▶ **The exercise**: Wherever the string "постановления" shows up in a line, count that line. Give the total alone.

▶ **Provided data**:
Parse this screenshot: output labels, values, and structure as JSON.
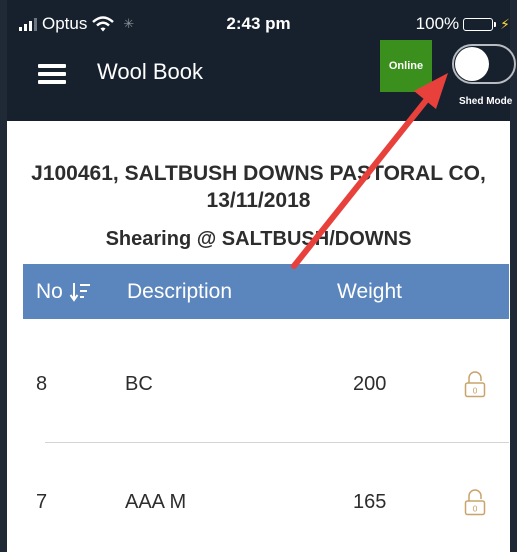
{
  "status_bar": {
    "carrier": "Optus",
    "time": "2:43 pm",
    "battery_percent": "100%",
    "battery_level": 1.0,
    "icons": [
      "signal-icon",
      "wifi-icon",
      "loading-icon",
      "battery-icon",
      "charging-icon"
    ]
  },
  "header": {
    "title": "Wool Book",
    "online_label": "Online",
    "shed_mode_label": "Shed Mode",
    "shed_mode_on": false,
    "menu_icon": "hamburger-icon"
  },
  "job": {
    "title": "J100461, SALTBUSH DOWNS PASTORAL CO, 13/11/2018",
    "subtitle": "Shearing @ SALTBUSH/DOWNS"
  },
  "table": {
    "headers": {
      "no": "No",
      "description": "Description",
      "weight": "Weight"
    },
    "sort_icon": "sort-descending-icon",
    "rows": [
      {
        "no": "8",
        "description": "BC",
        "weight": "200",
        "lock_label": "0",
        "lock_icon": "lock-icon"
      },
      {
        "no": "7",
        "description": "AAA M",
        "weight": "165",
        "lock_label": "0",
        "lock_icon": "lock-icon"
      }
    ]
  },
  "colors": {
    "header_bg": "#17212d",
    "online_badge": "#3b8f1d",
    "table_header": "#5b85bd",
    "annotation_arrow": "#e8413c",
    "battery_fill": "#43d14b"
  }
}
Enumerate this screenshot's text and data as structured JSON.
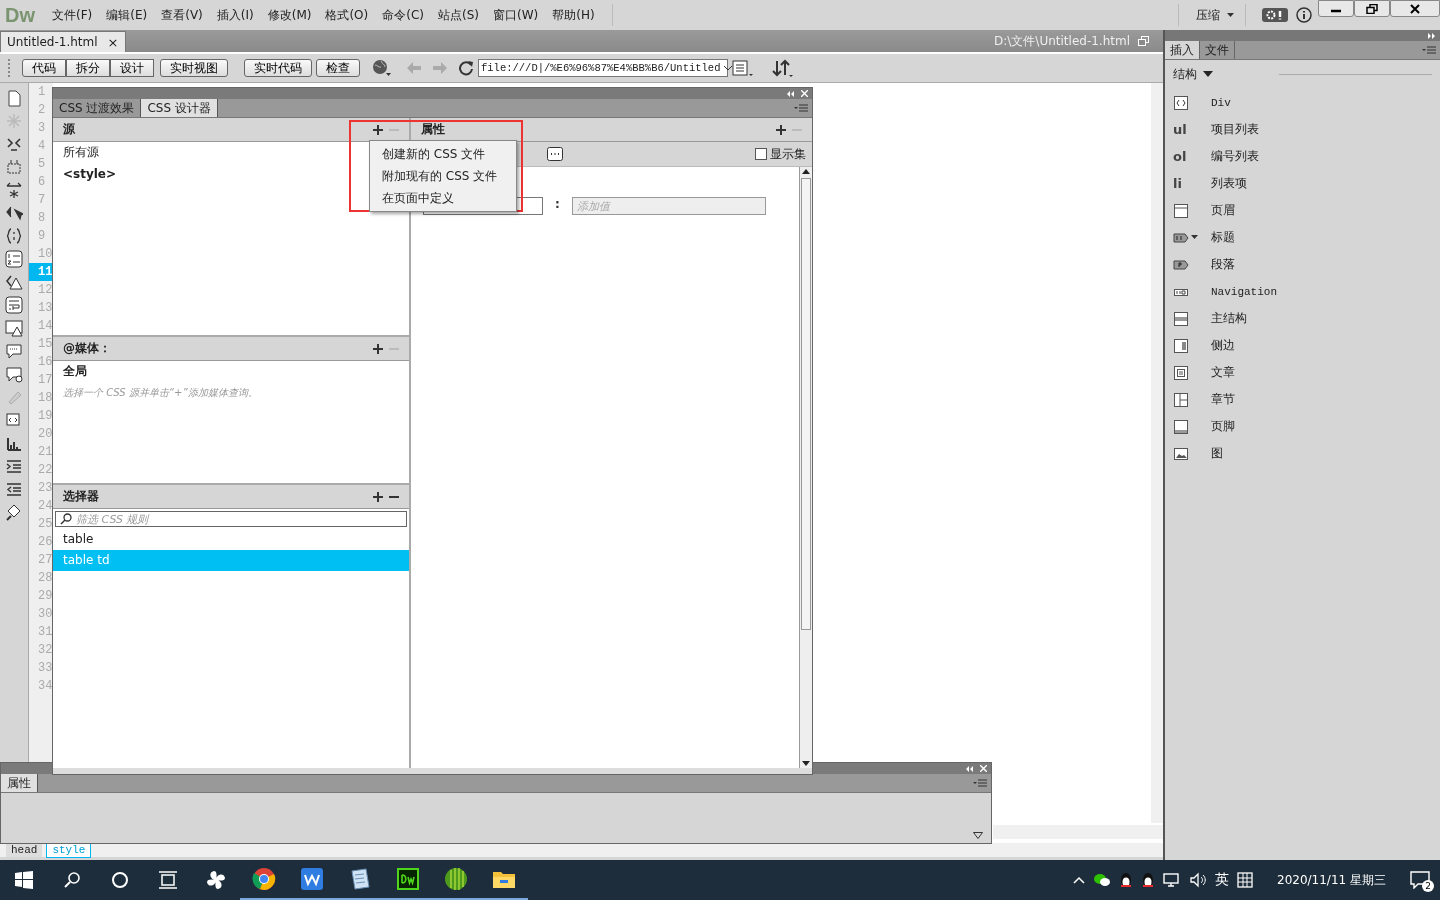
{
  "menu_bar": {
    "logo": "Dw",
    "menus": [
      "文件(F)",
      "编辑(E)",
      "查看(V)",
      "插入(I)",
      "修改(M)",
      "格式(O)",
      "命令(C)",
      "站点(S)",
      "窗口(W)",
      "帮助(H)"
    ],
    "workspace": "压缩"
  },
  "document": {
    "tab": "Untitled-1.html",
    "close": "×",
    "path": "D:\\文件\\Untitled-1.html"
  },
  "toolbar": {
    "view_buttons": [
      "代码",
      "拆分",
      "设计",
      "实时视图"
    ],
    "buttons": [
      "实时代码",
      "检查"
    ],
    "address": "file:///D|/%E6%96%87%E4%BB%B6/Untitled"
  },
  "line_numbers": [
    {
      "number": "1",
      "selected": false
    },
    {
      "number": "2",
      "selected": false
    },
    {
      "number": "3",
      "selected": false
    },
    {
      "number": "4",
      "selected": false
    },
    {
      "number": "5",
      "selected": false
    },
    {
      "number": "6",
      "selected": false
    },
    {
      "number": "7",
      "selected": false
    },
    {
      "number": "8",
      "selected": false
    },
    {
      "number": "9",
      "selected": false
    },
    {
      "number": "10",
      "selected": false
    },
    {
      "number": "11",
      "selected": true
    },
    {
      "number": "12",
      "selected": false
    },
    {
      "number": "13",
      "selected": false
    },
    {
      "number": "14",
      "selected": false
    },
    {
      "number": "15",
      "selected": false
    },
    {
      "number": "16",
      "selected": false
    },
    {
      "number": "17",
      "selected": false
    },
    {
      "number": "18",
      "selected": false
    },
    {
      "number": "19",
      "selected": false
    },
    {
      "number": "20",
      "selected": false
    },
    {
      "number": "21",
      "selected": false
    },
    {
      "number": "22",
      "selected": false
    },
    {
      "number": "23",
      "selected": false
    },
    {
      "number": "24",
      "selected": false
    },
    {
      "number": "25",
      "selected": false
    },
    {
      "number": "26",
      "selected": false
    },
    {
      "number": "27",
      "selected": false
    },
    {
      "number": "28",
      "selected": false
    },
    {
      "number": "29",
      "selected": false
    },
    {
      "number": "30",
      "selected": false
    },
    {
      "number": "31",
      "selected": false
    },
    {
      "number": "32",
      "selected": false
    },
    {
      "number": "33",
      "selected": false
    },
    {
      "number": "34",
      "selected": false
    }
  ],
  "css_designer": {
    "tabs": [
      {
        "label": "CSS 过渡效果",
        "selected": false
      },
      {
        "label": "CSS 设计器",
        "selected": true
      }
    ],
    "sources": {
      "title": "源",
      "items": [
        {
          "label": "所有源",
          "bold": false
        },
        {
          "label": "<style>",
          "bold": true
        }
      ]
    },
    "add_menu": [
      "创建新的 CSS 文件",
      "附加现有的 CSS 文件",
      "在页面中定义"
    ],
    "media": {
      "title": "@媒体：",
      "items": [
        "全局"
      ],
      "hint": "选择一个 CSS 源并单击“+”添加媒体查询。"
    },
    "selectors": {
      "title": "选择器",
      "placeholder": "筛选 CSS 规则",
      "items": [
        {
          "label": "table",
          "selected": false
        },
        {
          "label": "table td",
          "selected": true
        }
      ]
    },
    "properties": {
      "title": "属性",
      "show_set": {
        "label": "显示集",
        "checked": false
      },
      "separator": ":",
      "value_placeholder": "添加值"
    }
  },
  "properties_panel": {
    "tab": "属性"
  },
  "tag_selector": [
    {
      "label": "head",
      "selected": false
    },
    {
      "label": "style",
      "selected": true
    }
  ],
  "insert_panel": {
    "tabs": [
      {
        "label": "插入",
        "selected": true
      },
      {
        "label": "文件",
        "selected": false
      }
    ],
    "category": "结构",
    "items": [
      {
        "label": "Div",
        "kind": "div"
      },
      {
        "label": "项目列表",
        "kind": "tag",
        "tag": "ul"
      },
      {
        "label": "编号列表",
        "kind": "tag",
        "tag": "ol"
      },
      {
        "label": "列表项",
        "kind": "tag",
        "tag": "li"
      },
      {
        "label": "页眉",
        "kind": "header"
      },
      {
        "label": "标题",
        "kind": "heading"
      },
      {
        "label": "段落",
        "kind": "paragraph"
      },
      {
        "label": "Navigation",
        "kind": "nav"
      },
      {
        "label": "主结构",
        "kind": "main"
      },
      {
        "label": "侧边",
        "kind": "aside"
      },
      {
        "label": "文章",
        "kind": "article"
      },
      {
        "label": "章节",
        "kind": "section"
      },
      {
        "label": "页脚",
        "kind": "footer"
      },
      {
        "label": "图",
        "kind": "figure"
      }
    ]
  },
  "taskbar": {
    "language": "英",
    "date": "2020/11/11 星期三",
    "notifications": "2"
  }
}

* * *

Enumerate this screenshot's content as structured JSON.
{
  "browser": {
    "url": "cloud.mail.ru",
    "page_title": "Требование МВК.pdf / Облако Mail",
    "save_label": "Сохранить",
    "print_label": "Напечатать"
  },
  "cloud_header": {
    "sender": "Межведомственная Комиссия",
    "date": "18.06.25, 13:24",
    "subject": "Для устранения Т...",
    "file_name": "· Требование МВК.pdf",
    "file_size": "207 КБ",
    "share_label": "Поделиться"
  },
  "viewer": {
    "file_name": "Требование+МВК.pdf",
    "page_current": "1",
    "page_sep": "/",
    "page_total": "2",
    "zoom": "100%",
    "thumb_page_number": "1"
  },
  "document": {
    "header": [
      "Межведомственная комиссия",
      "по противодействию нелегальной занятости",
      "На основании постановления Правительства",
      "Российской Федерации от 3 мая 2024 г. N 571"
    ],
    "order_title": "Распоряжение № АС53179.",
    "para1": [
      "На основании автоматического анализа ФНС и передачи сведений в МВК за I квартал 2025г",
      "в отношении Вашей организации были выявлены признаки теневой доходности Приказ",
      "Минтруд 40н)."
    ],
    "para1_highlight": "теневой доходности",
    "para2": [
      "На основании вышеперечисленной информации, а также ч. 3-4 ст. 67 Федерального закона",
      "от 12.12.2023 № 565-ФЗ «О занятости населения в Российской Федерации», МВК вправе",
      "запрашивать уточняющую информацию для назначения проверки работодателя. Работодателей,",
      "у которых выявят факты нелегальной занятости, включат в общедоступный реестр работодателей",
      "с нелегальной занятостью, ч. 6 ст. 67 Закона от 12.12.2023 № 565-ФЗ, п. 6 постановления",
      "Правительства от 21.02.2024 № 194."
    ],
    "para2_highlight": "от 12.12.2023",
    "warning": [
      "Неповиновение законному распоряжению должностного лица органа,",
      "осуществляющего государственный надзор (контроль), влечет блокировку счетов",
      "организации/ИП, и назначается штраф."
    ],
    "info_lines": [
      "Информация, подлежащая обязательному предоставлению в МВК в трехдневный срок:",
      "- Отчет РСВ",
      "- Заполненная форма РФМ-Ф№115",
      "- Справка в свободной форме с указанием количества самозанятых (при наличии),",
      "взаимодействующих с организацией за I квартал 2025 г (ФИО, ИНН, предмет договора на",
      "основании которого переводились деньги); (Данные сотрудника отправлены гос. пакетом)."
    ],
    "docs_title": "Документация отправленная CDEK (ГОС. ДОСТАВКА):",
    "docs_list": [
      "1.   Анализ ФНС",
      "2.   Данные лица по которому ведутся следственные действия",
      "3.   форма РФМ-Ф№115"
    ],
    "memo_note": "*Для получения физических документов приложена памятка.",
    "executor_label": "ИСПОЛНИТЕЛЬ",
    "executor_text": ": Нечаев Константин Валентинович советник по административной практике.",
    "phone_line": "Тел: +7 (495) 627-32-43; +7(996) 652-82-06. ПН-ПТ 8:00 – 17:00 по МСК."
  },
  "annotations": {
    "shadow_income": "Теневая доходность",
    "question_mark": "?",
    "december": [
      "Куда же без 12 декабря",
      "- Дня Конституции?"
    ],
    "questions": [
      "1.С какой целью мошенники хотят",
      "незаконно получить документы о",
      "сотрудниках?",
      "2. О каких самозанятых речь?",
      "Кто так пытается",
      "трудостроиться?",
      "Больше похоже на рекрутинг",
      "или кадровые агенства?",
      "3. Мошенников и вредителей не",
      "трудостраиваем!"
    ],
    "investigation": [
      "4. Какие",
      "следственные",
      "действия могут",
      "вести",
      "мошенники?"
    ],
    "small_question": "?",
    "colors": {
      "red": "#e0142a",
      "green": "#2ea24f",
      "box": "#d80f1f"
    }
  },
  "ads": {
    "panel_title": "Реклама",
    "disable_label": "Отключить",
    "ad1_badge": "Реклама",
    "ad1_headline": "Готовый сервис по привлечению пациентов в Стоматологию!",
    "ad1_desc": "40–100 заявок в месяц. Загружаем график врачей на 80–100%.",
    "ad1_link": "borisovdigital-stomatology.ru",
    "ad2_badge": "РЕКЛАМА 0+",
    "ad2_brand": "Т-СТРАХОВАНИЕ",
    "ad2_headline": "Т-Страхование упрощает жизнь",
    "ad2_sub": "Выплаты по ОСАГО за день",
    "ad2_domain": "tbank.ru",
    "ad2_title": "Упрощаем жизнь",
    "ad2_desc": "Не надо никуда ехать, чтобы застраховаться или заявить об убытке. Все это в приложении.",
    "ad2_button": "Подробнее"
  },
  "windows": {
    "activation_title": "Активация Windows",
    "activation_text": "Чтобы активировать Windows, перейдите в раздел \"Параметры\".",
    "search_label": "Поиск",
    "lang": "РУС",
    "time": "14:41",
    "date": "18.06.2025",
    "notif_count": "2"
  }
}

▶ **Task result**: 2